## Records supplied:
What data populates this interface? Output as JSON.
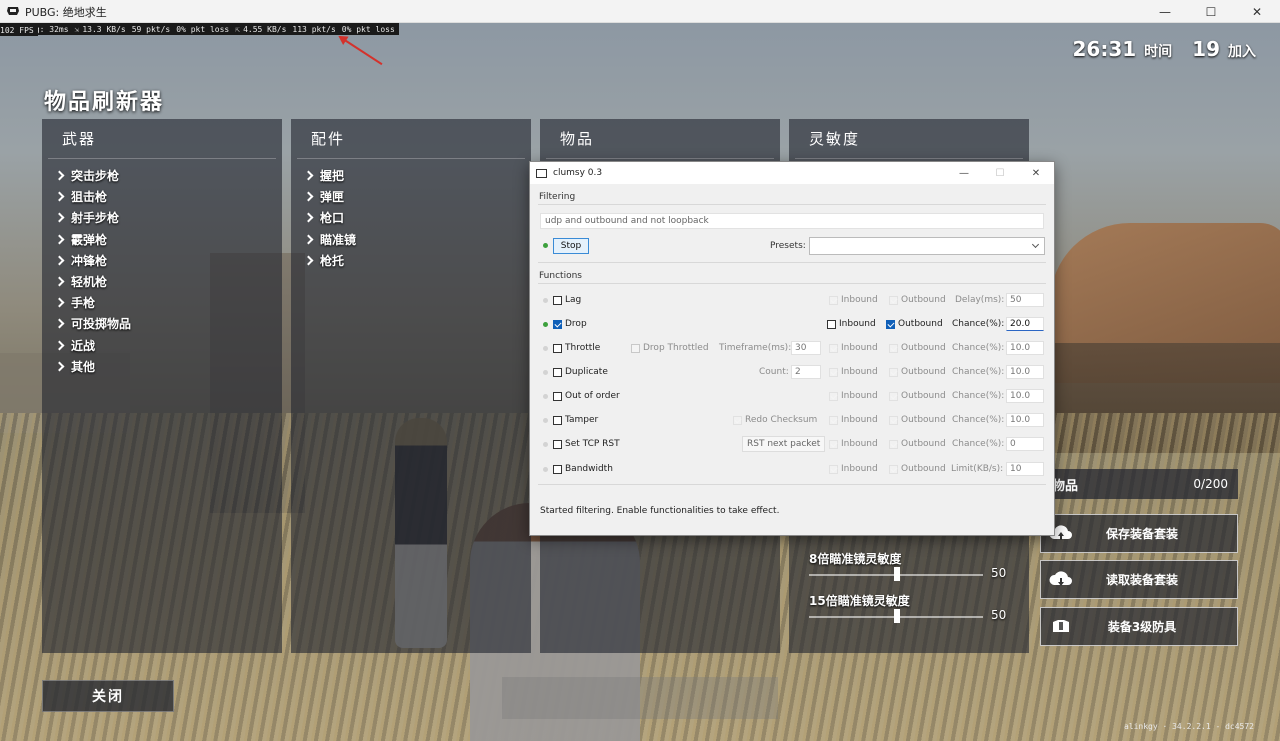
{
  "window": {
    "title": "PUBG: 绝地求生",
    "minimize": "—",
    "maximize": "☐",
    "close": "✕"
  },
  "stats": {
    "fps": "102 FPS",
    "ping": "ng: 32ms",
    "down_rate": "13.3 KB/s",
    "down_pkt": "59 pkt/s",
    "down_loss": "0% pkt loss",
    "up_rate": "4.55 KB/s",
    "up_pkt": "113 pkt/s",
    "up_loss": "0% pkt loss"
  },
  "timer": {
    "time": "26:31",
    "time_label": "时间",
    "joined": "19",
    "joined_label": "加入"
  },
  "spawner": {
    "title": "物品刷新器",
    "panels": [
      {
        "title": "武器",
        "items": [
          "突击步枪",
          "狙击枪",
          "射手步枪",
          "霰弹枪",
          "冲锋枪",
          "轻机枪",
          "手枪",
          "可投掷物品",
          "近战",
          "其他"
        ]
      },
      {
        "title": "配件",
        "items": [
          "握把",
          "弹匣",
          "枪口",
          "瞄准镜",
          "枪托"
        ]
      },
      {
        "title": "物品",
        "items": []
      },
      {
        "title": "灵敏度",
        "items": []
      }
    ],
    "close_label": "关闭"
  },
  "sensitivity": [
    {
      "label": "8倍瞄准镜灵敏度",
      "value": "50"
    },
    {
      "label": "15倍瞄准镜灵敏度",
      "value": "50"
    }
  ],
  "items_panel": {
    "title": "物品",
    "count": "0/200"
  },
  "side_buttons": [
    "保存装备套装",
    "读取装备套装",
    "装备3级防具"
  ],
  "version": "alinkgy · 34.2.2.1 - dc4572",
  "clumsy": {
    "title": "clumsy 0.3",
    "filtering_label": "Filtering",
    "filter_value": "udp and outbound and not loopback",
    "stop_label": "Stop",
    "presets_label": "Presets:",
    "functions_label": "Functions",
    "rows": {
      "lag": {
        "name": "Lag",
        "inbound": "Inbound",
        "outbound": "Outbound",
        "param": "Delay(ms):",
        "value": "50"
      },
      "drop": {
        "name": "Drop",
        "inbound": "Inbound",
        "outbound": "Outbound",
        "param": "Chance(%):",
        "value": "20.0"
      },
      "throttle": {
        "name": "Throttle",
        "extra": "Drop Throttled",
        "tf_label": "Timeframe(ms):",
        "tf_value": "30",
        "inbound": "Inbound",
        "outbound": "Outbound",
        "param": "Chance(%):",
        "value": "10.0"
      },
      "duplicate": {
        "name": "Duplicate",
        "count_label": "Count:",
        "count_value": "2",
        "inbound": "Inbound",
        "outbound": "Outbound",
        "param": "Chance(%):",
        "value": "10.0"
      },
      "ooo": {
        "name": "Out of order",
        "inbound": "Inbound",
        "outbound": "Outbound",
        "param": "Chance(%):",
        "value": "10.0"
      },
      "tamper": {
        "name": "Tamper",
        "extra": "Redo Checksum",
        "inbound": "Inbound",
        "outbound": "Outbound",
        "param": "Chance(%):",
        "value": "10.0"
      },
      "rst": {
        "name": "Set TCP RST",
        "extra": "RST next packet",
        "inbound": "Inbound",
        "outbound": "Outbound",
        "param": "Chance(%):",
        "value": "0"
      },
      "bandwidth": {
        "name": "Bandwidth",
        "inbound": "Inbound",
        "outbound": "Outbound",
        "param": "Limit(KB/s):",
        "value": "10"
      }
    },
    "status": "Started filtering. Enable functionalities to take effect."
  },
  "colors": {
    "fps": "#3cf03c",
    "arrow": "#d4322c",
    "active_dot": "#3ca03c",
    "checkbox": "#0f5fb8"
  }
}
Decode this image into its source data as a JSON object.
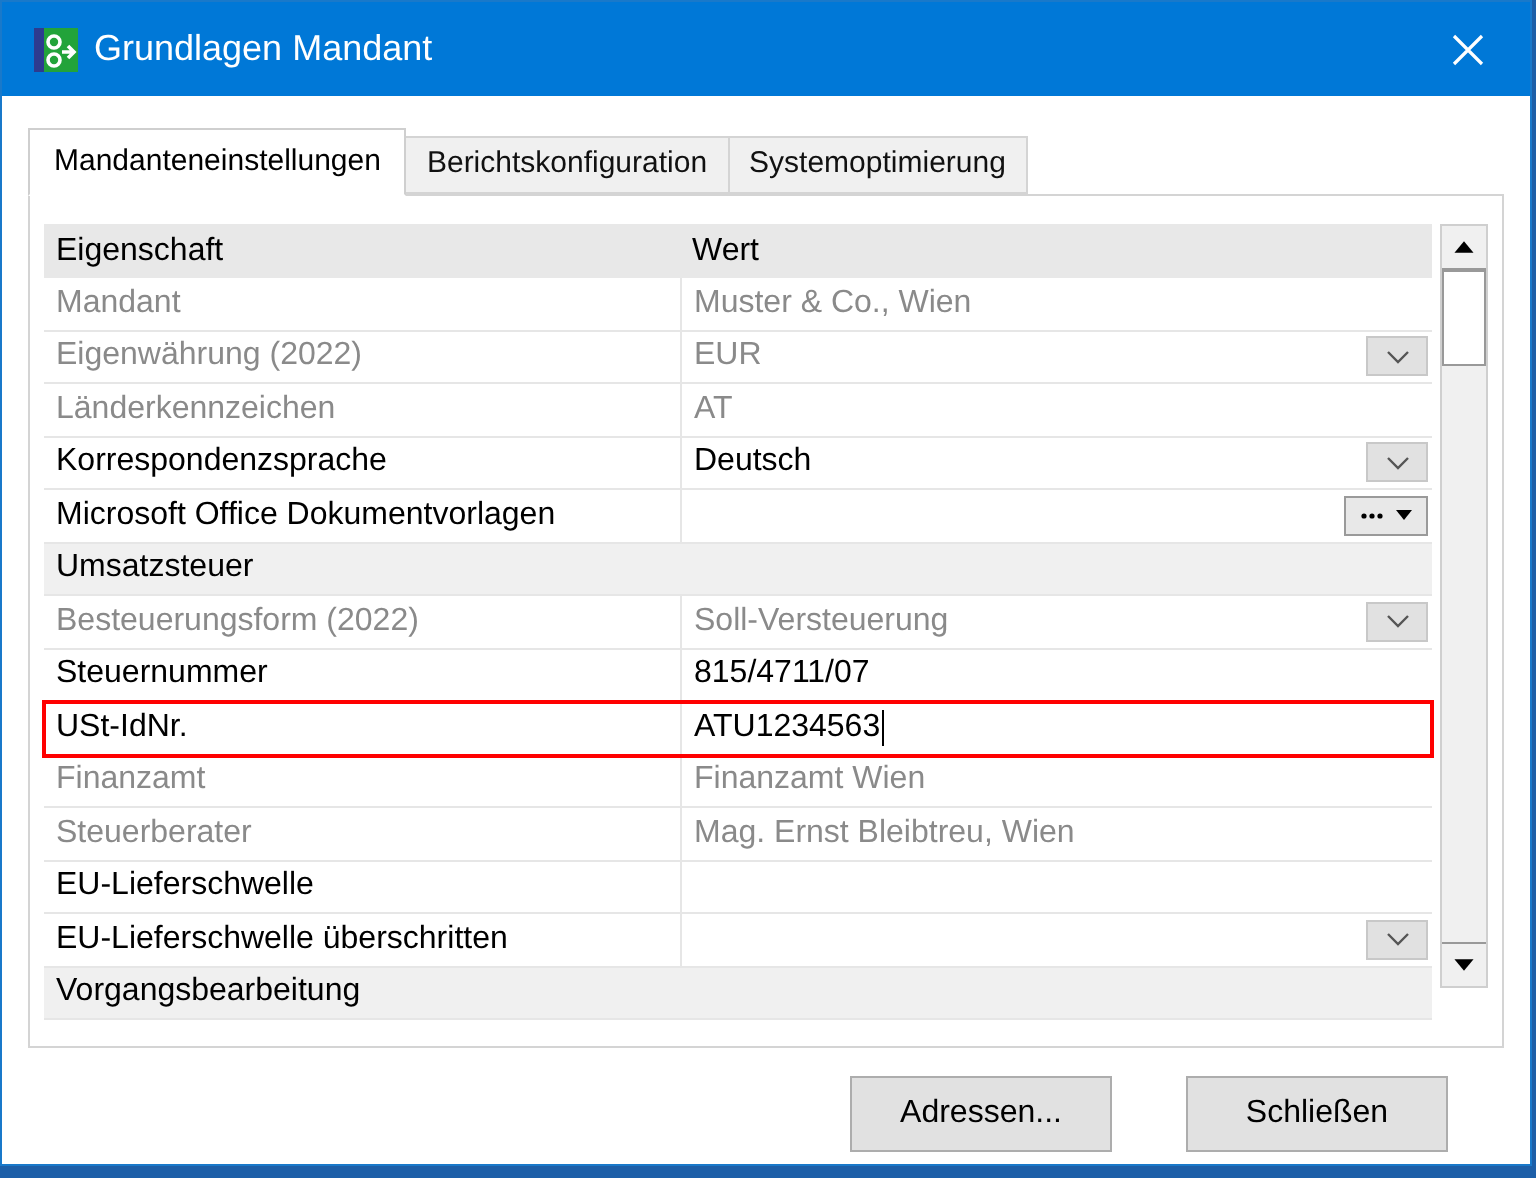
{
  "window": {
    "title": "Grundlagen Mandant"
  },
  "tabs": [
    {
      "label": "Mandanteneinstellungen",
      "selected": true
    },
    {
      "label": "Berichtskonfiguration",
      "selected": false
    },
    {
      "label": "Systemoptimierung",
      "selected": false
    }
  ],
  "grid": {
    "columns": [
      "Eigenschaft",
      "Wert"
    ],
    "rows": [
      {
        "kind": "property",
        "label": "Mandant",
        "value": "Muster & Co., Wien",
        "disabled": true
      },
      {
        "kind": "property",
        "label": "Eigenwährung (2022)",
        "value": "EUR",
        "disabled": true,
        "dropdown": true
      },
      {
        "kind": "property",
        "label": "Länderkennzeichen",
        "value": "AT",
        "disabled": true
      },
      {
        "kind": "property",
        "label": "Korrespondenzsprache",
        "value": "Deutsch",
        "disabled": false,
        "dropdown": true
      },
      {
        "kind": "property",
        "label": "Microsoft Office Dokumentvorlagen",
        "disabled": false,
        "browse_button": true
      },
      {
        "kind": "section",
        "label": "Umsatzsteuer"
      },
      {
        "kind": "property",
        "label": "Besteuerungsform (2022)",
        "value": "Soll-Versteuerung",
        "disabled": true,
        "dropdown": true
      },
      {
        "kind": "property",
        "label": "Steuernummer",
        "value": "815/4711/07",
        "disabled": false
      },
      {
        "kind": "property",
        "label": "USt-IdNr.",
        "value": "ATU1234563",
        "disabled": false,
        "editing": true,
        "highlighted": true
      },
      {
        "kind": "property",
        "label": "Finanzamt",
        "value": "Finanzamt Wien",
        "disabled": true
      },
      {
        "kind": "property",
        "label": "Steuerberater",
        "value": "Mag. Ernst Bleibtreu, Wien",
        "disabled": true
      },
      {
        "kind": "property",
        "label": "EU-Lieferschwelle",
        "disabled": false
      },
      {
        "kind": "property",
        "label": "EU-Lieferschwelle überschritten",
        "disabled": false,
        "dropdown": true
      },
      {
        "kind": "section",
        "label": "Vorgangsbearbeitung"
      }
    ]
  },
  "buttons": [
    "Adressen...",
    "Schließen"
  ]
}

## What is required:
Write out the records above once more, word for word, with no pictures.

## Written response:
What data populates this interface? Output as JSON.
{
  "window": {
    "title": "PUBG: 绝地求生",
    "minimize": "—",
    "maximize": "☐",
    "close": "✕"
  },
  "stats": {
    "fps": "102 FPS",
    "ping": "ng: 32ms",
    "down_rate": "13.3 KB/s",
    "down_pkt": "59 pkt/s",
    "down_loss": "0% pkt loss",
    "up_rate": "4.55 KB/s",
    "up_pkt": "113 pkt/s",
    "up_loss": "0% pkt loss"
  },
  "timer": {
    "time": "26:31",
    "time_label": "时间",
    "joined": "19",
    "joined_label": "加入"
  },
  "spawner": {
    "title": "物品刷新器",
    "panels": [
      {
        "title": "武器",
        "items": [
          "突击步枪",
          "狙击枪",
          "射手步枪",
          "霰弹枪",
          "冲锋枪",
          "轻机枪",
          "手枪",
          "可投掷物品",
          "近战",
          "其他"
        ]
      },
      {
        "title": "配件",
        "items": [
          "握把",
          "弹匣",
          "枪口",
          "瞄准镜",
          "枪托"
        ]
      },
      {
        "title": "物品",
        "items": []
      },
      {
        "title": "灵敏度",
        "items": []
      }
    ],
    "close_label": "关闭"
  },
  "sensitivity": [
    {
      "label": "8倍瞄准镜灵敏度",
      "value": "50"
    },
    {
      "label": "15倍瞄准镜灵敏度",
      "value": "50"
    }
  ],
  "items_panel": {
    "title": "物品",
    "count": "0/200"
  },
  "side_buttons": [
    "保存装备套装",
    "读取装备套装",
    "装备3级防具"
  ],
  "version": "alinkgy · 34.2.2.1 - dc4572",
  "clumsy": {
    "title": "clumsy 0.3",
    "filtering_label": "Filtering",
    "filter_value": "udp and outbound and not loopback",
    "stop_label": "Stop",
    "presets_label": "Presets:",
    "functions_label": "Functions",
    "rows": {
      "lag": {
        "name": "Lag",
        "inbound": "Inbound",
        "outbound": "Outbound",
        "param": "Delay(ms):",
        "value": "50"
      },
      "drop": {
        "name": "Drop",
        "inbound": "Inbound",
        "outbound": "Outbound",
        "param": "Chance(%):",
        "value": "20.0"
      },
      "throttle": {
        "name": "Throttle",
        "extra": "Drop Throttled",
        "tf_label": "Timeframe(ms):",
        "tf_value": "30",
        "inbound": "Inbound",
        "outbound": "Outbound",
        "param": "Chance(%):",
        "value": "10.0"
      },
      "duplicate": {
        "name": "Duplicate",
        "count_label": "Count:",
        "count_value": "2",
        "inbound": "Inbound",
        "outbound": "Outbound",
        "param": "Chance(%):",
        "value": "10.0"
      },
      "ooo": {
        "name": "Out of order",
        "inbound": "Inbound",
        "outbound": "Outbound",
        "param": "Chance(%):",
        "value": "10.0"
      },
      "tamper": {
        "name": "Tamper",
        "extra": "Redo Checksum",
        "inbound": "Inbound",
        "outbound": "Outbound",
        "param": "Chance(%):",
        "value": "10.0"
      },
      "rst": {
        "name": "Set TCP RST",
        "extra": "RST next packet",
        "inbound": "Inbound",
        "outbound": "Outbound",
        "param": "Chance(%):",
        "value": "0"
      },
      "bandwidth": {
        "name": "Bandwidth",
        "inbound": "Inbound",
        "outbound": "Outbound",
        "param": "Limit(KB/s):",
        "value": "10"
      }
    },
    "status": "Started filtering. Enable functionalities to take effect."
  },
  "colors": {
    "fps": "#3cf03c",
    "arrow": "#d4322c",
    "active_dot": "#3ca03c",
    "checkbox": "#0f5fb8"
  }
}
Decode this image into its source data as a JSON object.
{
  "window": {
    "title": "Grundlagen Mandant"
  },
  "tabs": [
    {
      "label": "Mandanteneinstellungen",
      "selected": true
    },
    {
      "label": "Berichtskonfiguration",
      "selected": false
    },
    {
      "label": "Systemoptimierung",
      "selected": false
    }
  ],
  "grid": {
    "columns": [
      "Eigenschaft",
      "Wert"
    ],
    "rows": [
      {
        "kind": "property",
        "label": "Mandant",
        "value": "Muster & Co., Wien",
        "disabled": true
      },
      {
        "kind": "property",
        "label": "Eigenwährung (2022)",
        "value": "EUR",
        "disabled": true,
        "dropdown": true
      },
      {
        "kind": "property",
        "label": "Länderkennzeichen",
        "value": "AT",
        "disabled": true
      },
      {
        "kind": "property",
        "label": "Korrespondenzsprache",
        "value": "Deutsch",
        "disabled": false,
        "dropdown": true
      },
      {
        "kind": "property",
        "label": "Microsoft Office Dokumentvorlagen",
        "disabled": false,
        "browse_button": true
      },
      {
        "kind": "section",
        "label": "Umsatzsteuer"
      },
      {
        "kind": "property",
        "label": "Besteuerungsform (2022)",
        "value": "Soll-Versteuerung",
        "disabled": true,
        "dropdown": true
      },
      {
        "kind": "property",
        "label": "Steuernummer",
        "value": "815/4711/07",
        "disabled": false
      },
      {
        "kind": "property",
        "label": "USt-IdNr.",
        "value": "ATU1234563",
        "disabled": false,
        "editing": true,
        "highlighted": true
      },
      {
        "kind": "property",
        "label": "Finanzamt",
        "value": "Finanzamt Wien",
        "disabled": true
      },
      {
        "kind": "property",
        "label": "Steuerberater",
        "value": "Mag. Ernst Bleibtreu, Wien",
        "disabled": true
      },
      {
        "kind": "property",
        "label": "EU-Lieferschwelle",
        "disabled": false
      },
      {
        "kind": "property",
        "label": "EU-Lieferschwelle überschritten",
        "disabled": false,
        "dropdown": true
      },
      {
        "kind": "section",
        "label": "Vorgangsbearbeitung"
      }
    ]
  },
  "buttons": [
    "Adressen...",
    "Schließen"
  ]
}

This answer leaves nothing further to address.